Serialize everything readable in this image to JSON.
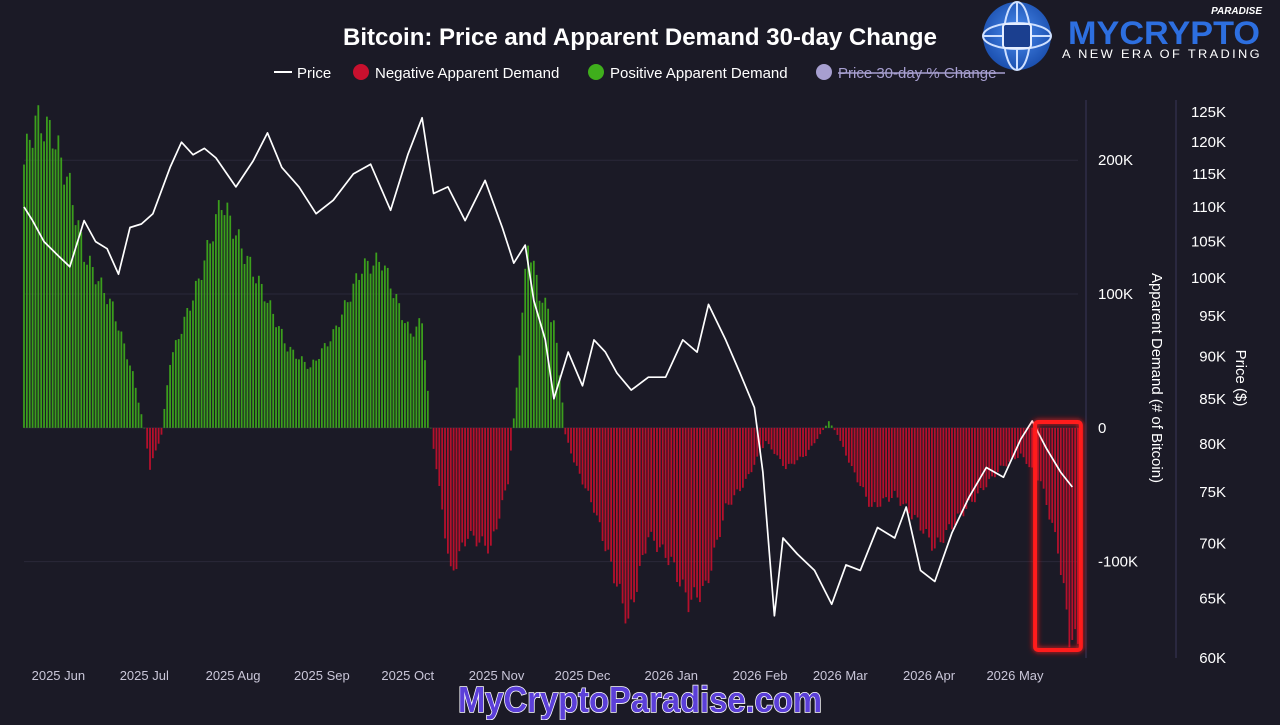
{
  "logo": {
    "brand": "MYCRYPTO",
    "brand_small": "PARADISE",
    "tagline": "A NEW ERA OF TRADING"
  },
  "watermark": "MyCryptoParadise.com",
  "colors": {
    "background": "#1b1a26",
    "price_line": "#ffffff",
    "negative": "#c8102e",
    "positive": "#3fae1c",
    "disabled_legend": "#a79fd0",
    "highlight_box": "#ff1a1a",
    "watermark_fill": "#5b3fd8",
    "logo_blue": "#2d6fe0"
  },
  "chart_data": {
    "type": "bar",
    "title": "Bitcoin: Price and Apparent Demand 30-day Change",
    "legend": {
      "placement": "top-center",
      "items": [
        {
          "label": "Price",
          "style": "line",
          "color": "#ffffff",
          "enabled": true
        },
        {
          "label": "Negative Apparent Demand",
          "style": "dot",
          "color": "#c8102e",
          "enabled": true
        },
        {
          "label": "Positive Apparent Demand",
          "style": "dot",
          "color": "#3fae1c",
          "enabled": true
        },
        {
          "label": "Price 30-day % Change",
          "style": "dot",
          "color": "#a79fd0",
          "enabled": false
        }
      ]
    },
    "x_axis": {
      "start": "2025-05-20",
      "end": "2026-05-23",
      "tick_labels": [
        {
          "date": "2025-06-01",
          "label": "2025 Jun"
        },
        {
          "date": "2025-07-01",
          "label": "2025 Jul"
        },
        {
          "date": "2025-08-01",
          "label": "2025 Aug"
        },
        {
          "date": "2025-09-01",
          "label": "2025 Sep"
        },
        {
          "date": "2025-10-01",
          "label": "2025 Oct"
        },
        {
          "date": "2025-11-01",
          "label": "2025 Nov"
        },
        {
          "date": "2025-12-01",
          "label": "2025 Dec"
        },
        {
          "date": "2026-01-01",
          "label": "2026 Jan"
        },
        {
          "date": "2026-02-01",
          "label": "2026 Feb"
        },
        {
          "date": "2026-03-01",
          "label": "2026 Mar"
        },
        {
          "date": "2026-04-01",
          "label": "2026 Apr"
        },
        {
          "date": "2026-05-01",
          "label": "2026 May"
        }
      ]
    },
    "y_left": {
      "label": "Apparent Demand (# of Bitcoin)",
      "range": [
        -172000,
        245000
      ],
      "tick_values": [
        200000,
        100000,
        0,
        -100000
      ],
      "tick_labels": [
        "200K",
        "100K",
        "0",
        "-100K"
      ]
    },
    "y_right": {
      "label": "Price ($)",
      "scale": "log",
      "range": [
        60000,
        127000
      ],
      "tick_values": [
        125000,
        120000,
        115000,
        110000,
        105000,
        100000,
        95000,
        90000,
        85000,
        80000,
        75000,
        70000,
        65000,
        60000
      ],
      "tick_labels": [
        "125K",
        "120K",
        "115K",
        "110K",
        "105K",
        "100K",
        "95K",
        "90K",
        "85K",
        "80K",
        "75K",
        "70K",
        "65K",
        "60K"
      ]
    },
    "demand_anchors": [
      [
        "2025-05-20",
        200000
      ],
      [
        "2025-05-24",
        230000
      ],
      [
        "2025-05-30",
        220000
      ],
      [
        "2025-06-05",
        180000
      ],
      [
        "2025-06-10",
        130000
      ],
      [
        "2025-06-20",
        90000
      ],
      [
        "2025-06-27",
        40000
      ],
      [
        "2025-07-01",
        0
      ],
      [
        "2025-07-03",
        -30000
      ],
      [
        "2025-07-07",
        -5000
      ],
      [
        "2025-07-10",
        50000
      ],
      [
        "2025-07-20",
        110000
      ],
      [
        "2025-07-28",
        170000
      ],
      [
        "2025-08-05",
        130000
      ],
      [
        "2025-08-12",
        100000
      ],
      [
        "2025-08-20",
        60000
      ],
      [
        "2025-08-28",
        45000
      ],
      [
        "2025-09-05",
        70000
      ],
      [
        "2025-09-15",
        120000
      ],
      [
        "2025-09-22",
        125000
      ],
      [
        "2025-09-28",
        90000
      ],
      [
        "2025-10-02",
        70000
      ],
      [
        "2025-10-06",
        80000
      ],
      [
        "2025-10-09",
        0
      ],
      [
        "2025-10-11",
        -30000
      ],
      [
        "2025-10-16",
        -110000
      ],
      [
        "2025-10-22",
        -80000
      ],
      [
        "2025-10-30",
        -90000
      ],
      [
        "2025-11-05",
        -40000
      ],
      [
        "2025-11-08",
        30000
      ],
      [
        "2025-11-12",
        140000
      ],
      [
        "2025-11-16",
        100000
      ],
      [
        "2025-11-21",
        80000
      ],
      [
        "2025-11-24",
        20000
      ],
      [
        "2025-11-25",
        -5000
      ],
      [
        "2025-11-28",
        -25000
      ],
      [
        "2025-12-05",
        -60000
      ],
      [
        "2025-12-12",
        -110000
      ],
      [
        "2025-12-17",
        -145000
      ],
      [
        "2025-12-24",
        -80000
      ],
      [
        "2026-01-01",
        -100000
      ],
      [
        "2026-01-07",
        -130000
      ],
      [
        "2026-01-13",
        -120000
      ],
      [
        "2026-01-20",
        -60000
      ],
      [
        "2026-01-27",
        -40000
      ],
      [
        "2026-02-03",
        -10000
      ],
      [
        "2026-02-10",
        -30000
      ],
      [
        "2026-02-17",
        -20000
      ],
      [
        "2026-02-22",
        -5000
      ],
      [
        "2026-02-25",
        5000
      ],
      [
        "2026-02-28",
        -5000
      ],
      [
        "2026-03-05",
        -30000
      ],
      [
        "2026-03-12",
        -60000
      ],
      [
        "2026-03-20",
        -50000
      ],
      [
        "2026-03-28",
        -70000
      ],
      [
        "2026-04-03",
        -90000
      ],
      [
        "2026-04-10",
        -70000
      ],
      [
        "2026-04-18",
        -50000
      ],
      [
        "2026-04-26",
        -30000
      ],
      [
        "2026-05-03",
        -20000
      ],
      [
        "2026-05-10",
        -40000
      ],
      [
        "2026-05-16",
        -90000
      ],
      [
        "2026-05-20",
        -155000
      ],
      [
        "2026-05-22",
        -160000
      ]
    ],
    "price_anchors": [
      [
        "2025-05-20",
        110000
      ],
      [
        "2025-05-23",
        108000
      ],
      [
        "2025-05-27",
        105000
      ],
      [
        "2025-06-01",
        103000
      ],
      [
        "2025-06-05",
        101500
      ],
      [
        "2025-06-10",
        108000
      ],
      [
        "2025-06-14",
        105000
      ],
      [
        "2025-06-18",
        104000
      ],
      [
        "2025-06-22",
        100500
      ],
      [
        "2025-06-26",
        107000
      ],
      [
        "2025-06-30",
        107500
      ],
      [
        "2025-07-04",
        109000
      ],
      [
        "2025-07-10",
        116000
      ],
      [
        "2025-07-14",
        120000
      ],
      [
        "2025-07-18",
        118000
      ],
      [
        "2025-07-22",
        119000
      ],
      [
        "2025-07-26",
        117500
      ],
      [
        "2025-08-02",
        113000
      ],
      [
        "2025-08-08",
        117000
      ],
      [
        "2025-08-13",
        121500
      ],
      [
        "2025-08-18",
        116000
      ],
      [
        "2025-08-24",
        113000
      ],
      [
        "2025-08-30",
        109000
      ],
      [
        "2025-09-05",
        111000
      ],
      [
        "2025-09-12",
        115000
      ],
      [
        "2025-09-18",
        116500
      ],
      [
        "2025-09-25",
        109500
      ],
      [
        "2025-10-01",
        118000
      ],
      [
        "2025-10-06",
        124000
      ],
      [
        "2025-10-10",
        112000
      ],
      [
        "2025-10-15",
        113000
      ],
      [
        "2025-10-21",
        108000
      ],
      [
        "2025-10-28",
        114000
      ],
      [
        "2025-11-03",
        107000
      ],
      [
        "2025-11-07",
        102000
      ],
      [
        "2025-11-11",
        104500
      ],
      [
        "2025-11-14",
        97000
      ],
      [
        "2025-11-18",
        92000
      ],
      [
        "2025-11-21",
        85000
      ],
      [
        "2025-11-26",
        90500
      ],
      [
        "2025-12-01",
        86500
      ],
      [
        "2025-12-05",
        92000
      ],
      [
        "2025-12-09",
        90500
      ],
      [
        "2025-12-13",
        88000
      ],
      [
        "2025-12-18",
        86000
      ],
      [
        "2025-12-24",
        87500
      ],
      [
        "2025-12-30",
        87500
      ],
      [
        "2026-01-05",
        92000
      ],
      [
        "2026-01-10",
        90500
      ],
      [
        "2026-01-14",
        96500
      ],
      [
        "2026-01-20",
        92000
      ],
      [
        "2026-01-25",
        88000
      ],
      [
        "2026-01-30",
        84000
      ],
      [
        "2026-02-02",
        77000
      ],
      [
        "2026-02-06",
        63500
      ],
      [
        "2026-02-09",
        70500
      ],
      [
        "2026-02-14",
        69000
      ],
      [
        "2026-02-20",
        67500
      ],
      [
        "2026-02-26",
        64500
      ],
      [
        "2026-03-03",
        68000
      ],
      [
        "2026-03-08",
        67500
      ],
      [
        "2026-03-14",
        71500
      ],
      [
        "2026-03-20",
        70500
      ],
      [
        "2026-03-24",
        73500
      ],
      [
        "2026-03-29",
        67500
      ],
      [
        "2026-04-03",
        66500
      ],
      [
        "2026-04-09",
        71000
      ],
      [
        "2026-04-15",
        74500
      ],
      [
        "2026-04-21",
        77500
      ],
      [
        "2026-04-27",
        76500
      ],
      [
        "2026-05-03",
        80500
      ],
      [
        "2026-05-07",
        82500
      ],
      [
        "2026-05-12",
        79500
      ],
      [
        "2026-05-17",
        77000
      ],
      [
        "2026-05-21",
        75500
      ]
    ],
    "highlight": {
      "from": "2026-05-08",
      "to": "2026-05-24",
      "color": "#ff1a1a"
    }
  }
}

· · ·

Exercise - Locate each line containing the string "Apparent" and show it.

Output for this exercise -
    "title": "Bitcoin: Price and Apparent Demand 30-day Change",
          "label": "Negative Apparent Demand",
          "label": "Positive Apparent Demand",
      "label": "Apparent Demand (# of Bitcoin)",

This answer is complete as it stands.